* [Goal]:
Repeat the whole listing exactly.

++++++++++

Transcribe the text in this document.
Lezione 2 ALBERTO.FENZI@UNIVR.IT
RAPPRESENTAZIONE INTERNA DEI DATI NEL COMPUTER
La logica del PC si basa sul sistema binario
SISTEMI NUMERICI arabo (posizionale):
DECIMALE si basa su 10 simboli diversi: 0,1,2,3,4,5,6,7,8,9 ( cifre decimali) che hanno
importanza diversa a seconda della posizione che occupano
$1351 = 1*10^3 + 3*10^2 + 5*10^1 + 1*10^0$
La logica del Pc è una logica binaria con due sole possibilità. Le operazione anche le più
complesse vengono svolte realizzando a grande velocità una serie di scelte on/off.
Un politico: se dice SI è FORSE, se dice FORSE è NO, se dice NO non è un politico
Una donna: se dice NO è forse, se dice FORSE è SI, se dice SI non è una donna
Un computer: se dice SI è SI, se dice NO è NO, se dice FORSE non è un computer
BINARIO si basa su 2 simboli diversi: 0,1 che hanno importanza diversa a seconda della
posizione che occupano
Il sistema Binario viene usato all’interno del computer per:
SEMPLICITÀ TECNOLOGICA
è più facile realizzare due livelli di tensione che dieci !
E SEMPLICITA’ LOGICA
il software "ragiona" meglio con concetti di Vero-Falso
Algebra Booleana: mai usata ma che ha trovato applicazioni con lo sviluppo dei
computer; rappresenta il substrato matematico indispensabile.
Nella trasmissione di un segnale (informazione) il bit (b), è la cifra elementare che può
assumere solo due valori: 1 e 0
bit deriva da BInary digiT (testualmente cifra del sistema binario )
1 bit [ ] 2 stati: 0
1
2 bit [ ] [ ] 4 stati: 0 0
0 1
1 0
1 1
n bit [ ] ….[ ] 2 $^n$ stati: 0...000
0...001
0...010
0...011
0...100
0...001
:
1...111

++++++++++

* [Finished task]:
Transcribe the text in this document.
Lezione 2 ALBERTO.FENZI@UNIVR.IT
RAPPRESENTAZIONE INTERNA DEI DATI NEL COMPUTER
La logica del PC si basa sul sistema binario
SISTEMI NUMERICI arabo (posizionale):
DECIMALE si basa su 10 simboli diversi: 0,1,2,3,4,5,6,7,8,9 ( cifre decimali) che hanno
importanza diversa a seconda della posizione che occupano
$1351 = 1*10^3 + 3*10^2 + 5*10^1 + 1*10^0$
La logica del Pc è una logica binaria con due sole possibilità. Le operazione anche le più
complesse vengono svolte realizzando a grande velocità una serie di scelte on/off.
Un politico: se dice SI è FORSE, se dice FORSE è NO, se dice NO non è un politico
Una donna: se dice NO è forse, se dice FORSE è SI, se dice SI non è una donna
Un computer: se dice SI è SI, se dice NO è NO, se dice FORSE non è un computer
BINARIO si basa su 2 simboli diversi: 0,1 che hanno importanza diversa a seconda della
posizione che occupano
Il sistema Binario viene usato all’interno del computer per:
SEMPLICITÀ TECNOLOGICA
è più facile realizzare due livelli di tensione che dieci !
E SEMPLICITA’ LOGICA
il software "ragiona" meglio con concetti di Vero-Falso
Algebra Booleana: mai usata ma che ha trovato applicazioni con lo sviluppo dei
computer; rappresenta il substrato matematico indispensabile.
Nella trasmissione di un segnale (informazione) il bit (b), è la cifra elementare che può
assumere solo due valori: 1 e 0
bit deriva da BInary digiT (testualmente cifra del sistema binario )
1 bit [ ] 2 stati: 0
1
2 bit [ ] [ ] 4 stati: 0 0
0 1
1 0
1 1
n bit [ ] ….[ ] 2 $^n$ stati: 0...000
0...001
0...010
0...011
0...100
0...001
:
1...111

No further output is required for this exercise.